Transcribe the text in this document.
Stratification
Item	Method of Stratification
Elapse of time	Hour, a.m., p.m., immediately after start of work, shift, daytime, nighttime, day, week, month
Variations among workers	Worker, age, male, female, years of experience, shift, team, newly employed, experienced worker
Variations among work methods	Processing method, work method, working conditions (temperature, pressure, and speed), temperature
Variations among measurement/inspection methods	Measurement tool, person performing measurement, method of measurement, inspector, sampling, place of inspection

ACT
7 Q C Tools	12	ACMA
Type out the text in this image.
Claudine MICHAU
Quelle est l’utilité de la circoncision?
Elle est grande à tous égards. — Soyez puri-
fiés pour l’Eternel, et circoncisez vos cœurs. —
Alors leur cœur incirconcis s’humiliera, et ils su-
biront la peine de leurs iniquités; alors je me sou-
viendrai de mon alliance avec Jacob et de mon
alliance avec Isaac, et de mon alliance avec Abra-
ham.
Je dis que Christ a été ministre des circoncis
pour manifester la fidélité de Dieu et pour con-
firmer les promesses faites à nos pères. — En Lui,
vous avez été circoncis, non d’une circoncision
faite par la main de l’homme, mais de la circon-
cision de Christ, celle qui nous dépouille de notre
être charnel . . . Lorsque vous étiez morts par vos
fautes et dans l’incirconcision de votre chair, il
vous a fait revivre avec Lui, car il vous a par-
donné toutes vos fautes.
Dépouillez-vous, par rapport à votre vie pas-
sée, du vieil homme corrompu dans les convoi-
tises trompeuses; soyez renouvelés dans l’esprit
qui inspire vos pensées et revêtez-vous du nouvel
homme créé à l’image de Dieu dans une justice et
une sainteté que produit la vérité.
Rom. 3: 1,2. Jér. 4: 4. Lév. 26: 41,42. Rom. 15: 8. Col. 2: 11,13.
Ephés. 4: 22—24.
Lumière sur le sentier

==========

■ **Work required**: Print out the whole listing exactly as it appears.

■ **Result below**:
Transcribe the text in this document.
Stratification
Item	Method of Stratification
Elapse of time	Hour, a.m., p.m., immediately after start of work, shift, daytime, nighttime, day, week, month
Variations among workers	Worker, age, male, female, years of experience, shift, team, newly employed, experienced worker
Variations among work methods	Processing method, work method, working conditions (temperature, pressure, and speed), temperature
Variations among measurement/inspection methods	Measurement tool, person performing measurement, method of measurement, inspector, sampling, place of inspection

ACT
7 Q C Tools	12	ACMA
Type out the text in this image.
Claudine MICHAU
Quelle est l’utilité de la circoncision?
Elle est grande à tous égards. — Soyez puri-
fiés pour l’Eternel, et circoncisez vos cœurs. —
Alors leur cœur incirconcis s’humiliera, et ils su-
biront la peine de leurs iniquités; alors je me sou-
viendrai de mon alliance avec Jacob et de mon
alliance avec Isaac, et de mon alliance avec Abra-
ham.
Je dis que Christ a été ministre des circoncis
pour manifester la fidélité de Dieu et pour con-
firmer les promesses faites à nos pères. — En Lui,
vous avez été circoncis, non d’une circoncision
faite par la main de l’homme, mais de la circon-
cision de Christ, celle qui nous dépouille de notre
être charnel . . . Lorsque vous étiez morts par vos
fautes et dans l’incirconcision de votre chair, il
vous a fait revivre avec Lui, car il vous a par-
donné toutes vos fautes.
Dépouillez-vous, par rapport à votre vie pas-
sée, du vieil homme corrompu dans les convoi-
tises trompeuses; soyez renouvelés dans l’esprit
qui inspire vos pensées et revêtez-vous du nouvel
homme créé à l’image de Dieu dans une justice et
une sainteté que produit la vérité.
Rom. 3: 1,2. Jér. 4: 4. Lév. 26: 41,42. Rom. 15: 8. Col. 2: 11,13.
Ephés. 4: 22—24.
Lumière sur le sentier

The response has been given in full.